* [Aim of the task]: Take the data below and repeat it exactly.

* [Records shown]:
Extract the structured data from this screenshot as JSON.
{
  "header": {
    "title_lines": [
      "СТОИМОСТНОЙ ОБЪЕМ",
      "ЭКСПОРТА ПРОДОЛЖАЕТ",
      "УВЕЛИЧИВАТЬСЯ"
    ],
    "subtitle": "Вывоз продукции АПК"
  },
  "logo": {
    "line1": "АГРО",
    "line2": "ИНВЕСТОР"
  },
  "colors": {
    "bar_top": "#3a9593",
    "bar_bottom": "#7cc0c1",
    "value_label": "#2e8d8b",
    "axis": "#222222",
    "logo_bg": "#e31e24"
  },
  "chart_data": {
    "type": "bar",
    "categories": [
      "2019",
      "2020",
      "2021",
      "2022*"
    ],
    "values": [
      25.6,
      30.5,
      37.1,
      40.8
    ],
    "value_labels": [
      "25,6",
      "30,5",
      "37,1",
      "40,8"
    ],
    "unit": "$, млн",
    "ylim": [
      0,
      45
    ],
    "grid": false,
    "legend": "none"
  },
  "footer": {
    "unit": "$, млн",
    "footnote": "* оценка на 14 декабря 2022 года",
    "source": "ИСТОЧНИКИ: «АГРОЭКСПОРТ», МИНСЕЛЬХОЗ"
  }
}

* [The answer]:
Extract the structured data from this screenshot as JSON.
{
  "header": {
    "title_lines": [
      "СТОИМОСТНОЙ ОБЪЕМ",
      "ЭКСПОРТА ПРОДОЛЖАЕТ",
      "УВЕЛИЧИВАТЬСЯ"
    ],
    "subtitle": "Вывоз продукции АПК"
  },
  "logo": {
    "line1": "АГРО",
    "line2": "ИНВЕСТОР"
  },
  "colors": {
    "bar_top": "#3a9593",
    "bar_bottom": "#7cc0c1",
    "value_label": "#2e8d8b",
    "axis": "#222222",
    "logo_bg": "#e31e24"
  },
  "chart_data": {
    "type": "bar",
    "categories": [
      "2019",
      "2020",
      "2021",
      "2022*"
    ],
    "values": [
      25.6,
      30.5,
      37.1,
      40.8
    ],
    "value_labels": [
      "25,6",
      "30,5",
      "37,1",
      "40,8"
    ],
    "unit": "$, млн",
    "ylim": [
      0,
      45
    ],
    "grid": false,
    "legend": "none"
  },
  "footer": {
    "unit": "$, млн",
    "footnote": "* оценка на 14 декабря 2022 года",
    "source": "ИСТОЧНИКИ: «АГРОЭКСПОРТ», МИНСЕЛЬХОЗ"
  }
}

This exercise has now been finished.